▸ Directions for this task: Please give the entries again in full and exactly, without any picture.

▸ Material:
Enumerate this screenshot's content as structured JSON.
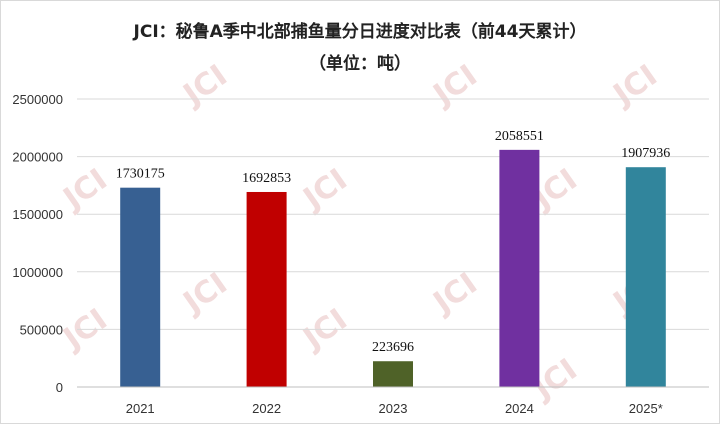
{
  "chart_data": {
    "type": "bar",
    "title": "JCI：秘鲁A季中北部捕鱼量分日进度对比表（前44天累计）",
    "subtitle": "（单位：吨）",
    "categories": [
      "2021",
      "2022",
      "2023",
      "2024",
      "2025*"
    ],
    "values": [
      1730175,
      1692853,
      223696,
      2058551,
      1907936
    ],
    "colors": [
      "#376092",
      "#c00000",
      "#4f6228",
      "#7030a0",
      "#31859c"
    ],
    "xlabel": "",
    "ylabel": "",
    "ylim": [
      0,
      2500000
    ],
    "yticks": [
      "0",
      "500000",
      "1000000",
      "1500000",
      "2000000",
      "2500000"
    ],
    "grid": true,
    "legend": "none"
  },
  "watermark": "JCI"
}
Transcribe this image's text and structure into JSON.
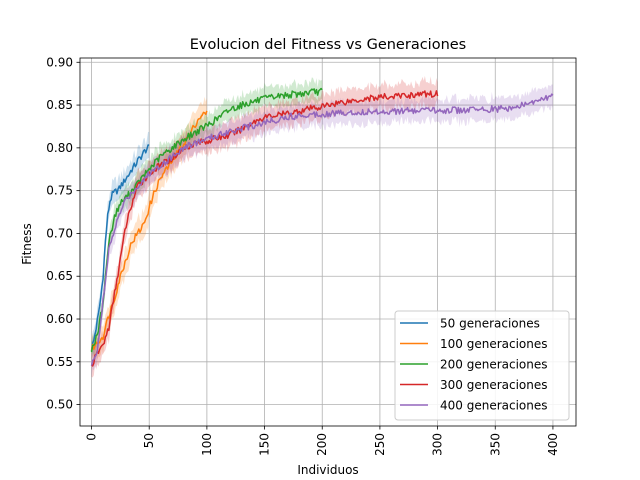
{
  "chart_data": {
    "type": "line",
    "title": "Evolucion del Fitness vs Generaciones",
    "xlabel": "Individuos",
    "ylabel": "Fitness",
    "xlim": [
      -10,
      420
    ],
    "ylim": [
      0.475,
      0.905
    ],
    "xticks": [
      0,
      50,
      100,
      150,
      200,
      250,
      300,
      350,
      400
    ],
    "yticks": [
      0.5,
      0.55,
      0.6,
      0.65,
      0.7,
      0.75,
      0.8,
      0.85,
      0.9
    ],
    "grid": true,
    "legend_position": "lower-right",
    "series": [
      {
        "name": "50 generaciones",
        "color": "#1f77b4",
        "points": [
          [
            0,
            0.565
          ],
          [
            2,
            0.575
          ],
          [
            4,
            0.59
          ],
          [
            6,
            0.605
          ],
          [
            8,
            0.625
          ],
          [
            10,
            0.65
          ],
          [
            12,
            0.69
          ],
          [
            14,
            0.72
          ],
          [
            16,
            0.738
          ],
          [
            18,
            0.745
          ],
          [
            20,
            0.748
          ],
          [
            22,
            0.75
          ],
          [
            24,
            0.752
          ],
          [
            26,
            0.757
          ],
          [
            28,
            0.76
          ],
          [
            30,
            0.765
          ],
          [
            32,
            0.768
          ],
          [
            34,
            0.773
          ],
          [
            36,
            0.777
          ],
          [
            38,
            0.78
          ],
          [
            40,
            0.785
          ],
          [
            42,
            0.788
          ],
          [
            44,
            0.792
          ],
          [
            46,
            0.796
          ],
          [
            48,
            0.799
          ],
          [
            50,
            0.8
          ]
        ],
        "band": 0.012
      },
      {
        "name": "100 generaciones",
        "color": "#ff7f0e",
        "points": [
          [
            0,
            0.565
          ],
          [
            5,
            0.572
          ],
          [
            10,
            0.58
          ],
          [
            15,
            0.605
          ],
          [
            20,
            0.625
          ],
          [
            25,
            0.65
          ],
          [
            30,
            0.67
          ],
          [
            35,
            0.69
          ],
          [
            40,
            0.7
          ],
          [
            45,
            0.71
          ],
          [
            50,
            0.73
          ],
          [
            55,
            0.75
          ],
          [
            60,
            0.765
          ],
          [
            65,
            0.775
          ],
          [
            70,
            0.785
          ],
          [
            75,
            0.795
          ],
          [
            80,
            0.805
          ],
          [
            85,
            0.815
          ],
          [
            90,
            0.828
          ],
          [
            95,
            0.838
          ],
          [
            100,
            0.84
          ]
        ],
        "band": 0.015
      },
      {
        "name": "200 generaciones",
        "color": "#2ca02c",
        "points": [
          [
            0,
            0.565
          ],
          [
            5,
            0.58
          ],
          [
            10,
            0.62
          ],
          [
            15,
            0.69
          ],
          [
            20,
            0.72
          ],
          [
            25,
            0.735
          ],
          [
            30,
            0.742
          ],
          [
            40,
            0.758
          ],
          [
            50,
            0.775
          ],
          [
            60,
            0.79
          ],
          [
            70,
            0.8
          ],
          [
            80,
            0.81
          ],
          [
            90,
            0.818
          ],
          [
            100,
            0.826
          ],
          [
            110,
            0.835
          ],
          [
            120,
            0.845
          ],
          [
            130,
            0.85
          ],
          [
            140,
            0.854
          ],
          [
            150,
            0.857
          ],
          [
            160,
            0.86
          ],
          [
            170,
            0.862
          ],
          [
            180,
            0.863
          ],
          [
            190,
            0.865
          ],
          [
            200,
            0.866
          ]
        ],
        "band": 0.012
      },
      {
        "name": "300 generaciones",
        "color": "#d62728",
        "points": [
          [
            0,
            0.545
          ],
          [
            5,
            0.56
          ],
          [
            10,
            0.57
          ],
          [
            15,
            0.59
          ],
          [
            20,
            0.63
          ],
          [
            25,
            0.67
          ],
          [
            30,
            0.71
          ],
          [
            35,
            0.735
          ],
          [
            40,
            0.755
          ],
          [
            50,
            0.77
          ],
          [
            60,
            0.78
          ],
          [
            70,
            0.788
          ],
          [
            80,
            0.8
          ],
          [
            90,
            0.806
          ],
          [
            100,
            0.808
          ],
          [
            110,
            0.812
          ],
          [
            120,
            0.815
          ],
          [
            130,
            0.822
          ],
          [
            140,
            0.83
          ],
          [
            150,
            0.836
          ],
          [
            160,
            0.838
          ],
          [
            170,
            0.84
          ],
          [
            180,
            0.843
          ],
          [
            190,
            0.846
          ],
          [
            200,
            0.848
          ],
          [
            210,
            0.852
          ],
          [
            220,
            0.854
          ],
          [
            230,
            0.856
          ],
          [
            240,
            0.858
          ],
          [
            250,
            0.859
          ],
          [
            260,
            0.86
          ],
          [
            270,
            0.861
          ],
          [
            280,
            0.862
          ],
          [
            290,
            0.863
          ],
          [
            300,
            0.863
          ]
        ],
        "band": 0.014
      },
      {
        "name": "400 generaciones",
        "color": "#9467bd",
        "points": [
          [
            0,
            0.545
          ],
          [
            5,
            0.565
          ],
          [
            10,
            0.62
          ],
          [
            15,
            0.68
          ],
          [
            20,
            0.705
          ],
          [
            25,
            0.725
          ],
          [
            30,
            0.74
          ],
          [
            40,
            0.755
          ],
          [
            50,
            0.77
          ],
          [
            60,
            0.78
          ],
          [
            70,
            0.79
          ],
          [
            80,
            0.8
          ],
          [
            90,
            0.806
          ],
          [
            100,
            0.81
          ],
          [
            110,
            0.815
          ],
          [
            120,
            0.82
          ],
          [
            130,
            0.823
          ],
          [
            140,
            0.826
          ],
          [
            150,
            0.83
          ],
          [
            160,
            0.833
          ],
          [
            170,
            0.836
          ],
          [
            180,
            0.838
          ],
          [
            190,
            0.839
          ],
          [
            200,
            0.84
          ],
          [
            220,
            0.841
          ],
          [
            240,
            0.842
          ],
          [
            260,
            0.843
          ],
          [
            280,
            0.843
          ],
          [
            300,
            0.844
          ],
          [
            320,
            0.844
          ],
          [
            340,
            0.845
          ],
          [
            360,
            0.846
          ],
          [
            370,
            0.848
          ],
          [
            380,
            0.852
          ],
          [
            390,
            0.856
          ],
          [
            400,
            0.862
          ]
        ],
        "band": 0.013
      }
    ]
  }
}
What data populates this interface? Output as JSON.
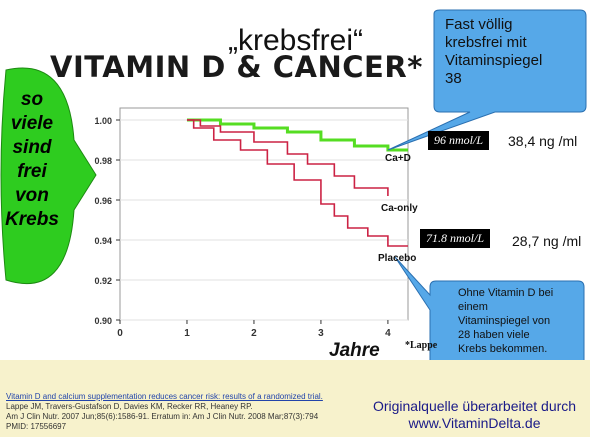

▸ Answer in full:
Enumerate this screenshot's content as structured JSON.
{
  "chart_data": {
    "type": "bar",
    "title": "JCI：秘鲁A季中北部捕鱼量分日进度对比表（前44天累计）",
    "subtitle": "（单位：吨）",
    "categories": [
      "2021",
      "2022",
      "2023",
      "2024",
      "2025*"
    ],
    "values": [
      1730175,
      1692853,
      223696,
      2058551,
      1907936
    ],
    "colors": [
      "#376092",
      "#c00000",
      "#4f6228",
      "#7030a0",
      "#31859c"
    ],
    "xlabel": "",
    "ylabel": "",
    "ylim": [
      0,
      2500000
    ],
    "yticks": [
      "0",
      "500000",
      "1000000",
      "1500000",
      "2000000",
      "2500000"
    ],
    "grid": true,
    "legend": "none"
  },
  "watermark": "JCI"
}
Transcribe this image's text and structure into JSON.
{
  "chart_data": {
    "type": "line",
    "title": "Evolucion del Fitness vs Generaciones",
    "xlabel": "Individuos",
    "ylabel": "Fitness",
    "xlim": [
      -10,
      420
    ],
    "ylim": [
      0.475,
      0.905
    ],
    "xticks": [
      0,
      50,
      100,
      150,
      200,
      250,
      300,
      350,
      400
    ],
    "yticks": [
      0.5,
      0.55,
      0.6,
      0.65,
      0.7,
      0.75,
      0.8,
      0.85,
      0.9
    ],
    "grid": true,
    "legend_position": "lower-right",
    "series": [
      {
        "name": "50 generaciones",
        "color": "#1f77b4",
        "points": [
          [
            0,
            0.565
          ],
          [
            2,
            0.575
          ],
          [
            4,
            0.59
          ],
          [
            6,
            0.605
          ],
          [
            8,
            0.625
          ],
          [
            10,
            0.65
          ],
          [
            12,
            0.69
          ],
          [
            14,
            0.72
          ],
          [
            16,
            0.738
          ],
          [
            18,
            0.745
          ],
          [
            20,
            0.748
          ],
          [
            22,
            0.75
          ],
          [
            24,
            0.752
          ],
          [
            26,
            0.757
          ],
          [
            28,
            0.76
          ],
          [
            30,
            0.765
          ],
          [
            32,
            0.768
          ],
          [
            34,
            0.773
          ],
          [
            36,
            0.777
          ],
          [
            38,
            0.78
          ],
          [
            40,
            0.785
          ],
          [
            42,
            0.788
          ],
          [
            44,
            0.792
          ],
          [
            46,
            0.796
          ],
          [
            48,
            0.799
          ],
          [
            50,
            0.8
          ]
        ],
        "band": 0.012
      },
      {
        "name": "100 generaciones",
        "color": "#ff7f0e",
        "points": [
          [
            0,
            0.565
          ],
          [
            5,
            0.572
          ],
          [
            10,
            0.58
          ],
          [
            15,
            0.605
          ],
          [
            20,
            0.625
          ],
          [
            25,
            0.65
          ],
          [
            30,
            0.67
          ],
          [
            35,
            0.69
          ],
          [
            40,
            0.7
          ],
          [
            45,
            0.71
          ],
          [
            50,
            0.73
          ],
          [
            55,
            0.75
          ],
          [
            60,
            0.765
          ],
          [
            65,
            0.775
          ],
          [
            70,
            0.785
          ],
          [
            75,
            0.795
          ],
          [
            80,
            0.805
          ],
          [
            85,
            0.815
          ],
          [
            90,
            0.828
          ],
          [
            95,
            0.838
          ],
          [
            100,
            0.84
          ]
        ],
        "band": 0.015
      },
      {
        "name": "200 generaciones",
        "color": "#2ca02c",
        "points": [
          [
            0,
            0.565
          ],
          [
            5,
            0.58
          ],
          [
            10,
            0.62
          ],
          [
            15,
            0.69
          ],
          [
            20,
            0.72
          ],
          [
            25,
            0.735
          ],
          [
            30,
            0.742
          ],
          [
            40,
            0.758
          ],
          [
            50,
            0.775
          ],
          [
            60,
            0.79
          ],
          [
            70,
            0.8
          ],
          [
            80,
            0.81
          ],
          [
            90,
            0.818
          ],
          [
            100,
            0.826
          ],
          [
            110,
            0.835
          ],
          [
            120,
            0.845
          ],
          [
            130,
            0.85
          ],
          [
            140,
            0.854
          ],
          [
            150,
            0.857
          ],
          [
            160,
            0.86
          ],
          [
            170,
            0.862
          ],
          [
            180,
            0.863
          ],
          [
            190,
            0.865
          ],
          [
            200,
            0.866
          ]
        ],
        "band": 0.012
      },
      {
        "name": "300 generaciones",
        "color": "#d62728",
        "points": [
          [
            0,
            0.545
          ],
          [
            5,
            0.56
          ],
          [
            10,
            0.57
          ],
          [
            15,
            0.59
          ],
          [
            20,
            0.63
          ],
          [
            25,
            0.67
          ],
          [
            30,
            0.71
          ],
          [
            35,
            0.735
          ],
          [
            40,
            0.755
          ],
          [
            50,
            0.77
          ],
          [
            60,
            0.78
          ],
          [
            70,
            0.788
          ],
          [
            80,
            0.8
          ],
          [
            90,
            0.806
          ],
          [
            100,
            0.808
          ],
          [
            110,
            0.812
          ],
          [
            120,
            0.815
          ],
          [
            130,
            0.822
          ],
          [
            140,
            0.83
          ],
          [
            150,
            0.836
          ],
          [
            160,
            0.838
          ],
          [
            170,
            0.84
          ],
          [
            180,
            0.843
          ],
          [
            190,
            0.846
          ],
          [
            200,
            0.848
          ],
          [
            210,
            0.852
          ],
          [
            220,
            0.854
          ],
          [
            230,
            0.856
          ],
          [
            240,
            0.858
          ],
          [
            250,
            0.859
          ],
          [
            260,
            0.86
          ],
          [
            270,
            0.861
          ],
          [
            280,
            0.862
          ],
          [
            290,
            0.863
          ],
          [
            300,
            0.863
          ]
        ],
        "band": 0.014
      },
      {
        "name": "400 generaciones",
        "color": "#9467bd",
        "points": [
          [
            0,
            0.545
          ],
          [
            5,
            0.565
          ],
          [
            10,
            0.62
          ],
          [
            15,
            0.68
          ],
          [
            20,
            0.705
          ],
          [
            25,
            0.725
          ],
          [
            30,
            0.74
          ],
          [
            40,
            0.755
          ],
          [
            50,
            0.77
          ],
          [
            60,
            0.78
          ],
          [
            70,
            0.79
          ],
          [
            80,
            0.8
          ],
          [
            90,
            0.806
          ],
          [
            100,
            0.81
          ],
          [
            110,
            0.815
          ],
          [
            120,
            0.82
          ],
          [
            130,
            0.823
          ],
          [
            140,
            0.826
          ],
          [
            150,
            0.83
          ],
          [
            160,
            0.833
          ],
          [
            170,
            0.836
          ],
          [
            180,
            0.838
          ],
          [
            190,
            0.839
          ],
          [
            200,
            0.84
          ],
          [
            220,
            0.841
          ],
          [
            240,
            0.842
          ],
          [
            260,
            0.843
          ],
          [
            280,
            0.843
          ],
          [
            300,
            0.844
          ],
          [
            320,
            0.844
          ],
          [
            340,
            0.845
          ],
          [
            360,
            0.846
          ],
          [
            370,
            0.848
          ],
          [
            380,
            0.852
          ],
          [
            390,
            0.856
          ],
          [
            400,
            0.862
          ]
        ],
        "band": 0.013
      }
    ]
  }
}
What data populates this interface? Output as JSON.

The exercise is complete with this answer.